E allora ci si potrebbe chiedere: se la materia è solo il rivestimento, dove abita la verità? Forse dentro, forse dietro, forse in quel respiro invisibile che la muove.

Tutto ciò che cerchiamo fuori, in verità, abita già dentro di noi. Abbiamo in noi tutti gli ingredienti, tutte le lettere e i codici che si manifestano attraverso il linguaggio. Ma le parole stesse sono veli e rivelazioni. Ogni parola è un contenitore segreto, che cela mondi e livelli molteplici, accessibili solo a chi sa leggere oltre la superficie.

Oggi, invece, il linguaggio è stato svuotato e corrotto. L’uso sterile delle parole è uno degli strumenti con cui il sistema oscura la coscienza, allontanandoci dal simbolismo sacro che ogni suono racchiude. Persino termini elevati, come “pulizia”, sono confinati a un piano materiale, mentre in realtà custodiscono significati altissimi, che parlano di purificazione dell’anima e di rettificazione interiore.

Ma a quali livelli si parla davvero di arte oggi? Tutto sembra confinato nei piani più bassi della percezione, intrappolato in una visione impoverita, al di là del rumore di parole ormai svuotate della loro essenza.

* _OBIETTIVO DEL COMPITO_
Ricopia dal brano sul linguaggio il tratto che va da "Tutto ciò che" fino a "di rettificazione interiore.". Per svolgere il lavoro ci si basa soltanto su questo brano.

* _CONTENUTO DEI DATI_
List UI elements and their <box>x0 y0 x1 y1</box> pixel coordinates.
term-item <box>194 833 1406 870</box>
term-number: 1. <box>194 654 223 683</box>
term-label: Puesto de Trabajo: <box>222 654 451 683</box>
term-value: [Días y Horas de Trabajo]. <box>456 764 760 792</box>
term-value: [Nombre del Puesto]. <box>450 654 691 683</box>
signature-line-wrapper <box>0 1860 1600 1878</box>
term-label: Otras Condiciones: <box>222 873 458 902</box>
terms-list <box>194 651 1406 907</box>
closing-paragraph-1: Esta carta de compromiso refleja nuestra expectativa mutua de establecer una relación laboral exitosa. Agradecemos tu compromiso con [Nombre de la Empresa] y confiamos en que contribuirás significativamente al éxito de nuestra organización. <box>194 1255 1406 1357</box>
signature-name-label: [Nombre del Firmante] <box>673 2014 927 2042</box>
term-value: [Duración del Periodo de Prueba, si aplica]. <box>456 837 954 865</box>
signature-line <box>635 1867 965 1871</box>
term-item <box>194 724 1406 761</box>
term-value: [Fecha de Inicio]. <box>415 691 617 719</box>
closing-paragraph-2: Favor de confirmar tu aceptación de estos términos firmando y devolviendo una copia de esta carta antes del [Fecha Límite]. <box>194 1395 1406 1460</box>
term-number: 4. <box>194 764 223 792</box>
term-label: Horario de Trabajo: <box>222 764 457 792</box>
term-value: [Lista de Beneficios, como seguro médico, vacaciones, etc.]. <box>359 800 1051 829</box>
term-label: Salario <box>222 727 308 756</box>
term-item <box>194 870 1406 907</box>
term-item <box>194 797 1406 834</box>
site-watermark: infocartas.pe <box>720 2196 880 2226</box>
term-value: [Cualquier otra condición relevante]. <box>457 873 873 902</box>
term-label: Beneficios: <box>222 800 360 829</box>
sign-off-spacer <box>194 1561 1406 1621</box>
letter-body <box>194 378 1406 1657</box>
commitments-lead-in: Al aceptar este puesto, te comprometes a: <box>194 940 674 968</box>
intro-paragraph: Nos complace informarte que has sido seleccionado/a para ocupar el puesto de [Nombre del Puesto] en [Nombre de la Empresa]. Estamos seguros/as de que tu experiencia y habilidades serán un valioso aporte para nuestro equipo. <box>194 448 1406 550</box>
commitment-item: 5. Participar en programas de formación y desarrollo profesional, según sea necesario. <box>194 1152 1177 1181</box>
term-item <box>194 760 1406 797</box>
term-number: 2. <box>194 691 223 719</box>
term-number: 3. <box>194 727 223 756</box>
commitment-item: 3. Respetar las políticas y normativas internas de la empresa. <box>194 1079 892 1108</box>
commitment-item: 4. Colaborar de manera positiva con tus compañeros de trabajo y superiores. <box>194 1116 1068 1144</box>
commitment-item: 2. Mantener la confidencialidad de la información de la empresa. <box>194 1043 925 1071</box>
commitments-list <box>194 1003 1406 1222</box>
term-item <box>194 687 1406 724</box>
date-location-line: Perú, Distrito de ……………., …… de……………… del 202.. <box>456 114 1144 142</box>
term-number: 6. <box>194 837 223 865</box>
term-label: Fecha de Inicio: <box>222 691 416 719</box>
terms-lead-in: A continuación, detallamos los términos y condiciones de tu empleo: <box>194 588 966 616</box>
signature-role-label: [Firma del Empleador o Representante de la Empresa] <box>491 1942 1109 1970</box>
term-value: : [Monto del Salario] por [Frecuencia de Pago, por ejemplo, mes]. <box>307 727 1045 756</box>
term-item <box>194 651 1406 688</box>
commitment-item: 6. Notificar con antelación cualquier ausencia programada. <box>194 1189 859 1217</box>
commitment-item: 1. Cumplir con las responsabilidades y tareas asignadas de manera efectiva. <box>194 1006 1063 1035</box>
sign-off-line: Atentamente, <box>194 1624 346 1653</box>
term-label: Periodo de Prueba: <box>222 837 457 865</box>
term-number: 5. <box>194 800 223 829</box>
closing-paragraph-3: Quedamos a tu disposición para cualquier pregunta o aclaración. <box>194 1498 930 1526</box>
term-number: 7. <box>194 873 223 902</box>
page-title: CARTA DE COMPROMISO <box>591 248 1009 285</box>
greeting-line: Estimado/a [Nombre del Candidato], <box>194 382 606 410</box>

* _RISULTATO DEL COMPITO_
Tutto ciò che cerchiamo fuori, in verità, abita già dentro di noi. Abbiamo in noi tutti gli ingredienti, tutte le lettere e i codici che si manifestano attraverso il linguaggio. Ma le parole stesse sono veli e rivelazioni. Ogni parola è un contenitore segreto, che cela mondi e livelli molteplici, accessibili solo a chi sa leggere oltre la superficie.

Oggi, invece, il linguaggio è stato svuotato e corrotto. L’uso sterile delle parole è uno degli strumenti con cui il sistema oscura la coscienza, allontanandoci dal simbolismo sacro che ogni suono racchiude. Persino termini elevati, come “pulizia”, sono confinati a un piano materiale, mentre in realtà custodiscono significati altissimi, che parlano di purificazione dell’anima e di rettificazione interiore.